**THE TASK:** Copy every line of the material below word for word.

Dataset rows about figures
————

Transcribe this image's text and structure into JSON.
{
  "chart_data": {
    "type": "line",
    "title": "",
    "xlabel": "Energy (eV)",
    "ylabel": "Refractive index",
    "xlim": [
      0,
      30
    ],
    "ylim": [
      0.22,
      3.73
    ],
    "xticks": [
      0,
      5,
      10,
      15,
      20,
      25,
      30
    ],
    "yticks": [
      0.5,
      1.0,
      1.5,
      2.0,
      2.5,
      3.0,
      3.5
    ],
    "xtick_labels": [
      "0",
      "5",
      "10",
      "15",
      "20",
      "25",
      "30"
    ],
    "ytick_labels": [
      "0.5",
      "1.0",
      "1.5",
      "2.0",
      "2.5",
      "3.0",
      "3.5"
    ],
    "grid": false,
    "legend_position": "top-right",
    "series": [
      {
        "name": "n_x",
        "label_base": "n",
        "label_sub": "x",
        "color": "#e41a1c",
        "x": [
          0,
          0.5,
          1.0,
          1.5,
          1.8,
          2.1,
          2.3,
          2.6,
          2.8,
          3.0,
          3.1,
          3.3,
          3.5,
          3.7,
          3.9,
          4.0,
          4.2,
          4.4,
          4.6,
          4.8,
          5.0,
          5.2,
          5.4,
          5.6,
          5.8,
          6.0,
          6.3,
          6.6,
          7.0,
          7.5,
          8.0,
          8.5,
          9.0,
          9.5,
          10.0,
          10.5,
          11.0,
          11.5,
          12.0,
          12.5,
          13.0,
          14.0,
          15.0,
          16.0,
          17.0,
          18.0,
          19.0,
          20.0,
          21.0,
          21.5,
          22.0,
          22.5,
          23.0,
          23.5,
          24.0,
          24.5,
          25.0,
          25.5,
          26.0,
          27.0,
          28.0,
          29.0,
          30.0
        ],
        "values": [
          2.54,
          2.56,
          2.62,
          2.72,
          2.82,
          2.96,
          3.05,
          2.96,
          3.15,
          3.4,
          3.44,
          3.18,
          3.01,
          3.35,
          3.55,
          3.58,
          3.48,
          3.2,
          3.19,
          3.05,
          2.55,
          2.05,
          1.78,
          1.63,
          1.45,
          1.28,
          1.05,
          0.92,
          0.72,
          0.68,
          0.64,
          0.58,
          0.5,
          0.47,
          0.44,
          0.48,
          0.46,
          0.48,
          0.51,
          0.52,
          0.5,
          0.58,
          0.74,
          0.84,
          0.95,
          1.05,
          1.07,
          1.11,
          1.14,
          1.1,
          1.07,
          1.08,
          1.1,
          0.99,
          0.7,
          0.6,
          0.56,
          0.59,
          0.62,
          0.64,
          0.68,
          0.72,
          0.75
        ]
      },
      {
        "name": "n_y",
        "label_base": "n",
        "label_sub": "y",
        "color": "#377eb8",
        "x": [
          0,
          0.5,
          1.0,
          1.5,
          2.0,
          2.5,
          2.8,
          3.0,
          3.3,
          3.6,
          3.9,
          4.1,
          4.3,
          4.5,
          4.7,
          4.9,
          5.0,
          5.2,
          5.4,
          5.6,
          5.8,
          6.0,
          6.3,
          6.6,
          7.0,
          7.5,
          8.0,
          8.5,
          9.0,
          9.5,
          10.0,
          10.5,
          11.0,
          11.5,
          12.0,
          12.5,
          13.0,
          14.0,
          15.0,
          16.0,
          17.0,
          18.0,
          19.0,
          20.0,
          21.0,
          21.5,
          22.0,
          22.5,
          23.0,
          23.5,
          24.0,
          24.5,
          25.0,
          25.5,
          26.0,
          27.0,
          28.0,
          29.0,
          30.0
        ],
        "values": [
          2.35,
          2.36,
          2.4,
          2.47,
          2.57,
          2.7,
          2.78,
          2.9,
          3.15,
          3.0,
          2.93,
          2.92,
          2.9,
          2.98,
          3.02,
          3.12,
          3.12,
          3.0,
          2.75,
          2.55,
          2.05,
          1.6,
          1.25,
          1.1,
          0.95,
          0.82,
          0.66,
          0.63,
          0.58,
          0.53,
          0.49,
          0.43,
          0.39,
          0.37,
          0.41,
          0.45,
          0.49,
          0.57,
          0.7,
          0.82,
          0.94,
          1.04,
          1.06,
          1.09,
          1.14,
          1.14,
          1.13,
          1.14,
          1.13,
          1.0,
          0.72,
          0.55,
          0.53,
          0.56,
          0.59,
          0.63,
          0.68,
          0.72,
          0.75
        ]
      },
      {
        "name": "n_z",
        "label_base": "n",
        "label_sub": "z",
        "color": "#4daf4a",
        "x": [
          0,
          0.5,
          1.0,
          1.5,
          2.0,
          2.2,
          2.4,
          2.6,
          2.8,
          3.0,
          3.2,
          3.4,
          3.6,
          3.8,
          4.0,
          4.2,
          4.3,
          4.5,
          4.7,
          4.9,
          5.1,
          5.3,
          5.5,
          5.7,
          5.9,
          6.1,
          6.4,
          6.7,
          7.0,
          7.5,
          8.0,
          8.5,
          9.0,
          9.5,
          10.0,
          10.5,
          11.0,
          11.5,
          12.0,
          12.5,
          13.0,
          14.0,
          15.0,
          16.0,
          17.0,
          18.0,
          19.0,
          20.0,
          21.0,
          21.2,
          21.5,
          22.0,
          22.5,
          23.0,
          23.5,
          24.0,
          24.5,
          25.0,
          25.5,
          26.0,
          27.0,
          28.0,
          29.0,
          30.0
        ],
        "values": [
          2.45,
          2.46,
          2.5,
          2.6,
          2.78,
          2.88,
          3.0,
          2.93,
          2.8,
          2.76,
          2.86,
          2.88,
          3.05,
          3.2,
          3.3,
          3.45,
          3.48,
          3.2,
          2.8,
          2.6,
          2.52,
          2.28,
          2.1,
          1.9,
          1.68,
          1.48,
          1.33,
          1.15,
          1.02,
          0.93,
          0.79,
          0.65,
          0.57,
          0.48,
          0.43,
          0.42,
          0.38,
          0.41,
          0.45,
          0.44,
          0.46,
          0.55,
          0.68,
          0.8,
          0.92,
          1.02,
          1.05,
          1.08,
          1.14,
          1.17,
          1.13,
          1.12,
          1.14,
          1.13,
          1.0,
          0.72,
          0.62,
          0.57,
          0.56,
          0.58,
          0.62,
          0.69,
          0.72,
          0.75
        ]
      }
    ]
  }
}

————

**EXPECTED OUTPUT:**
Transcribe this image's text and structure into JSON.
{
  "chart_data": {
    "type": "line",
    "title": "",
    "xlabel": "Energy (eV)",
    "ylabel": "Refractive index",
    "xlim": [
      0,
      30
    ],
    "ylim": [
      0.22,
      3.73
    ],
    "xticks": [
      0,
      5,
      10,
      15,
      20,
      25,
      30
    ],
    "yticks": [
      0.5,
      1.0,
      1.5,
      2.0,
      2.5,
      3.0,
      3.5
    ],
    "xtick_labels": [
      "0",
      "5",
      "10",
      "15",
      "20",
      "25",
      "30"
    ],
    "ytick_labels": [
      "0.5",
      "1.0",
      "1.5",
      "2.0",
      "2.5",
      "3.0",
      "3.5"
    ],
    "grid": false,
    "legend_position": "top-right",
    "series": [
      {
        "name": "n_x",
        "label_base": "n",
        "label_sub": "x",
        "color": "#e41a1c",
        "x": [
          0,
          0.5,
          1.0,
          1.5,
          1.8,
          2.1,
          2.3,
          2.6,
          2.8,
          3.0,
          3.1,
          3.3,
          3.5,
          3.7,
          3.9,
          4.0,
          4.2,
          4.4,
          4.6,
          4.8,
          5.0,
          5.2,
          5.4,
          5.6,
          5.8,
          6.0,
          6.3,
          6.6,
          7.0,
          7.5,
          8.0,
          8.5,
          9.0,
          9.5,
          10.0,
          10.5,
          11.0,
          11.5,
          12.0,
          12.5,
          13.0,
          14.0,
          15.0,
          16.0,
          17.0,
          18.0,
          19.0,
          20.0,
          21.0,
          21.5,
          22.0,
          22.5,
          23.0,
          23.5,
          24.0,
          24.5,
          25.0,
          25.5,
          26.0,
          27.0,
          28.0,
          29.0,
          30.0
        ],
        "values": [
          2.54,
          2.56,
          2.62,
          2.72,
          2.82,
          2.96,
          3.05,
          2.96,
          3.15,
          3.4,
          3.44,
          3.18,
          3.01,
          3.35,
          3.55,
          3.58,
          3.48,
          3.2,
          3.19,
          3.05,
          2.55,
          2.05,
          1.78,
          1.63,
          1.45,
          1.28,
          1.05,
          0.92,
          0.72,
          0.68,
          0.64,
          0.58,
          0.5,
          0.47,
          0.44,
          0.48,
          0.46,
          0.48,
          0.51,
          0.52,
          0.5,
          0.58,
          0.74,
          0.84,
          0.95,
          1.05,
          1.07,
          1.11,
          1.14,
          1.1,
          1.07,
          1.08,
          1.1,
          0.99,
          0.7,
          0.6,
          0.56,
          0.59,
          0.62,
          0.64,
          0.68,
          0.72,
          0.75
        ]
      },
      {
        "name": "n_y",
        "label_base": "n",
        "label_sub": "y",
        "color": "#377eb8",
        "x": [
          0,
          0.5,
          1.0,
          1.5,
          2.0,
          2.5,
          2.8,
          3.0,
          3.3,
          3.6,
          3.9,
          4.1,
          4.3,
          4.5,
          4.7,
          4.9,
          5.0,
          5.2,
          5.4,
          5.6,
          5.8,
          6.0,
          6.3,
          6.6,
          7.0,
          7.5,
          8.0,
          8.5,
          9.0,
          9.5,
          10.0,
          10.5,
          11.0,
          11.5,
          12.0,
          12.5,
          13.0,
          14.0,
          15.0,
          16.0,
          17.0,
          18.0,
          19.0,
          20.0,
          21.0,
          21.5,
          22.0,
          22.5,
          23.0,
          23.5,
          24.0,
          24.5,
          25.0,
          25.5,
          26.0,
          27.0,
          28.0,
          29.0,
          30.0
        ],
        "values": [
          2.35,
          2.36,
          2.4,
          2.47,
          2.57,
          2.7,
          2.78,
          2.9,
          3.15,
          3.0,
          2.93,
          2.92,
          2.9,
          2.98,
          3.02,
          3.12,
          3.12,
          3.0,
          2.75,
          2.55,
          2.05,
          1.6,
          1.25,
          1.1,
          0.95,
          0.82,
          0.66,
          0.63,
          0.58,
          0.53,
          0.49,
          0.43,
          0.39,
          0.37,
          0.41,
          0.45,
          0.49,
          0.57,
          0.7,
          0.82,
          0.94,
          1.04,
          1.06,
          1.09,
          1.14,
          1.14,
          1.13,
          1.14,
          1.13,
          1.0,
          0.72,
          0.55,
          0.53,
          0.56,
          0.59,
          0.63,
          0.68,
          0.72,
          0.75
        ]
      },
      {
        "name": "n_z",
        "label_base": "n",
        "label_sub": "z",
        "color": "#4daf4a",
        "x": [
          0,
          0.5,
          1.0,
          1.5,
          2.0,
          2.2,
          2.4,
          2.6,
          2.8,
          3.0,
          3.2,
          3.4,
          3.6,
          3.8,
          4.0,
          4.2,
          4.3,
          4.5,
          4.7,
          4.9,
          5.1,
          5.3,
          5.5,
          5.7,
          5.9,
          6.1,
          6.4,
          6.7,
          7.0,
          7.5,
          8.0,
          8.5,
          9.0,
          9.5,
          10.0,
          10.5,
          11.0,
          11.5,
          12.0,
          12.5,
          13.0,
          14.0,
          15.0,
          16.0,
          17.0,
          18.0,
          19.0,
          20.0,
          21.0,
          21.2,
          21.5,
          22.0,
          22.5,
          23.0,
          23.5,
          24.0,
          24.5,
          25.0,
          25.5,
          26.0,
          27.0,
          28.0,
          29.0,
          30.0
        ],
        "values": [
          2.45,
          2.46,
          2.5,
          2.6,
          2.78,
          2.88,
          3.0,
          2.93,
          2.8,
          2.76,
          2.86,
          2.88,
          3.05,
          3.2,
          3.3,
          3.45,
          3.48,
          3.2,
          2.8,
          2.6,
          2.52,
          2.28,
          2.1,
          1.9,
          1.68,
          1.48,
          1.33,
          1.15,
          1.02,
          0.93,
          0.79,
          0.65,
          0.57,
          0.48,
          0.43,
          0.42,
          0.38,
          0.41,
          0.45,
          0.44,
          0.46,
          0.55,
          0.68,
          0.8,
          0.92,
          1.02,
          1.05,
          1.08,
          1.14,
          1.17,
          1.13,
          1.12,
          1.14,
          1.13,
          1.0,
          0.72,
          0.62,
          0.57,
          0.56,
          0.58,
          0.62,
          0.69,
          0.72,
          0.75
        ]
      }
    ]
  }
}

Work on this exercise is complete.